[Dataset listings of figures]
============

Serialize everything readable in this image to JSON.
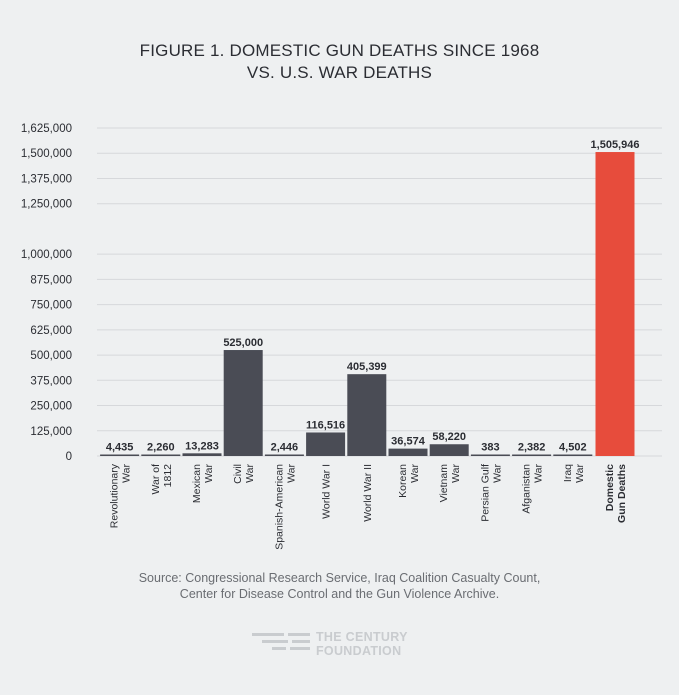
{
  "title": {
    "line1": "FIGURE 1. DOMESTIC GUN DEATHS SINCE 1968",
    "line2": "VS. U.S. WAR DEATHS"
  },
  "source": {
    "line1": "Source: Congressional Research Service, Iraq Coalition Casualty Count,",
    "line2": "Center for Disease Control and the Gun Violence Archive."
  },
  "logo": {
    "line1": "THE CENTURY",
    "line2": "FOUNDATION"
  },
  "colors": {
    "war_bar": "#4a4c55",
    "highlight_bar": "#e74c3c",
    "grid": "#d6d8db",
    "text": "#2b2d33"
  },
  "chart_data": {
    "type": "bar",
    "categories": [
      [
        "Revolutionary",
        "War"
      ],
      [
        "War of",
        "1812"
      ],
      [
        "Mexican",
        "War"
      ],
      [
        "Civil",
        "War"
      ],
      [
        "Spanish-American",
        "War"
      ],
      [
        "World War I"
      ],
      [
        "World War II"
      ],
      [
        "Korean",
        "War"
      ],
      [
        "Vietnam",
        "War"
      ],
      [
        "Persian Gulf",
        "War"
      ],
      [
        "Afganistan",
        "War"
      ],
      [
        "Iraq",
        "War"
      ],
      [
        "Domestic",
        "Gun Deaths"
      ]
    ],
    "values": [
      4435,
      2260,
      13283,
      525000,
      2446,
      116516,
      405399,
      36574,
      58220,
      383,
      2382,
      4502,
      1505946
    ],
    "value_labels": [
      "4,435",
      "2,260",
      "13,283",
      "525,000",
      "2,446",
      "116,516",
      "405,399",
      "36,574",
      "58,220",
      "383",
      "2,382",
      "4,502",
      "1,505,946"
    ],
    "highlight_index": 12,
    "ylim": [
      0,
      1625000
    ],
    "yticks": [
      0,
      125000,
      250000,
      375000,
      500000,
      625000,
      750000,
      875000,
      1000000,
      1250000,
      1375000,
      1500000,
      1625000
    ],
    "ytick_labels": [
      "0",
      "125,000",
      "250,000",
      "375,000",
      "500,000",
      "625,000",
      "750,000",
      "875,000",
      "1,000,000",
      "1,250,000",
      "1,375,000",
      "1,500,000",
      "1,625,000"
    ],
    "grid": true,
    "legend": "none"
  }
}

============

▶ _Job_
Quote the material exactly. Pictures stay out.

▶ _Response below_
Serialize everything readable in this image to JSON.
{
  "title": {
    "line1": "FIGURE 1. DOMESTIC GUN DEATHS SINCE 1968",
    "line2": "VS. U.S. WAR DEATHS"
  },
  "source": {
    "line1": "Source: Congressional Research Service, Iraq Coalition Casualty Count,",
    "line2": "Center for Disease Control and the Gun Violence Archive."
  },
  "logo": {
    "line1": "THE CENTURY",
    "line2": "FOUNDATION"
  },
  "colors": {
    "war_bar": "#4a4c55",
    "highlight_bar": "#e74c3c",
    "grid": "#d6d8db",
    "text": "#2b2d33"
  },
  "chart_data": {
    "type": "bar",
    "categories": [
      [
        "Revolutionary",
        "War"
      ],
      [
        "War of",
        "1812"
      ],
      [
        "Mexican",
        "War"
      ],
      [
        "Civil",
        "War"
      ],
      [
        "Spanish-American",
        "War"
      ],
      [
        "World War I"
      ],
      [
        "World War II"
      ],
      [
        "Korean",
        "War"
      ],
      [
        "Vietnam",
        "War"
      ],
      [
        "Persian Gulf",
        "War"
      ],
      [
        "Afganistan",
        "War"
      ],
      [
        "Iraq",
        "War"
      ],
      [
        "Domestic",
        "Gun Deaths"
      ]
    ],
    "values": [
      4435,
      2260,
      13283,
      525000,
      2446,
      116516,
      405399,
      36574,
      58220,
      383,
      2382,
      4502,
      1505946
    ],
    "value_labels": [
      "4,435",
      "2,260",
      "13,283",
      "525,000",
      "2,446",
      "116,516",
      "405,399",
      "36,574",
      "58,220",
      "383",
      "2,382",
      "4,502",
      "1,505,946"
    ],
    "highlight_index": 12,
    "ylim": [
      0,
      1625000
    ],
    "yticks": [
      0,
      125000,
      250000,
      375000,
      500000,
      625000,
      750000,
      875000,
      1000000,
      1250000,
      1375000,
      1500000,
      1625000
    ],
    "ytick_labels": [
      "0",
      "125,000",
      "250,000",
      "375,000",
      "500,000",
      "625,000",
      "750,000",
      "875,000",
      "1,000,000",
      "1,250,000",
      "1,375,000",
      "1,500,000",
      "1,625,000"
    ],
    "grid": true,
    "legend": "none"
  }
}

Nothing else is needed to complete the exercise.